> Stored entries
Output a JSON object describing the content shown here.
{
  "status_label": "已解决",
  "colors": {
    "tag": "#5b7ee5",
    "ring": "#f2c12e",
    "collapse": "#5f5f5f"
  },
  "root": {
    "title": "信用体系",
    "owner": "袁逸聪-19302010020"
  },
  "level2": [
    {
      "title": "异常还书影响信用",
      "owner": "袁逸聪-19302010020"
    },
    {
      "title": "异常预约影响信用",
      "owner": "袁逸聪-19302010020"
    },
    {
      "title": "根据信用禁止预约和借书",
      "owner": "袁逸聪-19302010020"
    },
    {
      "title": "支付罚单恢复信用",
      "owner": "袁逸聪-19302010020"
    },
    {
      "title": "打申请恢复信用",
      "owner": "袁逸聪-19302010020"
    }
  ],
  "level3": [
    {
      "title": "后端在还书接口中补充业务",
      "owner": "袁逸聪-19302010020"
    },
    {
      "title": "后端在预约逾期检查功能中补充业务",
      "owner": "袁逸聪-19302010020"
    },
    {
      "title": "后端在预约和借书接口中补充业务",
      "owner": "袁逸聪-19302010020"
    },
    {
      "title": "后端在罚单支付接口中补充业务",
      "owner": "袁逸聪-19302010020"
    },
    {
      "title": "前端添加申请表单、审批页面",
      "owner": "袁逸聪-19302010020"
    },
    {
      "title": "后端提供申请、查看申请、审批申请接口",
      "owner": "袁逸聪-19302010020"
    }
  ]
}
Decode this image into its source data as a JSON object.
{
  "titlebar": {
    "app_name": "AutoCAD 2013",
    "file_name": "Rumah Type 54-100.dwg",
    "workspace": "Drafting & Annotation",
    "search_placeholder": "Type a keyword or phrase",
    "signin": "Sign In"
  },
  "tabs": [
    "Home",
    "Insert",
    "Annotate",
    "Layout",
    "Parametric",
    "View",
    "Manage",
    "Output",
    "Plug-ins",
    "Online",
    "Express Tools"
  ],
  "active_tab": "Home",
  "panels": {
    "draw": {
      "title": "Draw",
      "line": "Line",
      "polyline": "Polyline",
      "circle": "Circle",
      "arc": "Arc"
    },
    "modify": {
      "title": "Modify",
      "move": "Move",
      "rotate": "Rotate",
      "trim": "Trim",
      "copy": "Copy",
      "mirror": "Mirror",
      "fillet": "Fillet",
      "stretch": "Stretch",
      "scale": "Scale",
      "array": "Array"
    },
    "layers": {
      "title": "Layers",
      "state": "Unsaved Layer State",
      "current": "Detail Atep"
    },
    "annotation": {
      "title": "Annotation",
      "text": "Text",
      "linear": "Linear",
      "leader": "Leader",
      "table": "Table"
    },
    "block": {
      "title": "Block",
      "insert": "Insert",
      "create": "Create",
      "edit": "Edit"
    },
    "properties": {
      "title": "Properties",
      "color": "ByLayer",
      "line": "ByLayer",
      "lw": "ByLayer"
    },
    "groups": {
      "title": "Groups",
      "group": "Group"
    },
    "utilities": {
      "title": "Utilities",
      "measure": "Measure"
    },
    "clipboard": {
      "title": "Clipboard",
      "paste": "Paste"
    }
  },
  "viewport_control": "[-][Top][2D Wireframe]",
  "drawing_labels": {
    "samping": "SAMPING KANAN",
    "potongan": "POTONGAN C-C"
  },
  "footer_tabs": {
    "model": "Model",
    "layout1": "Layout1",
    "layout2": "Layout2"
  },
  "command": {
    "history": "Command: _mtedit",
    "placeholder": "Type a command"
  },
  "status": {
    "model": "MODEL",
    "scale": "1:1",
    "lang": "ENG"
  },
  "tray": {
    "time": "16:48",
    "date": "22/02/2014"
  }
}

> Task
From the records above, how many lines include the word "JSON"? Only the number is wanted.

> Reply
2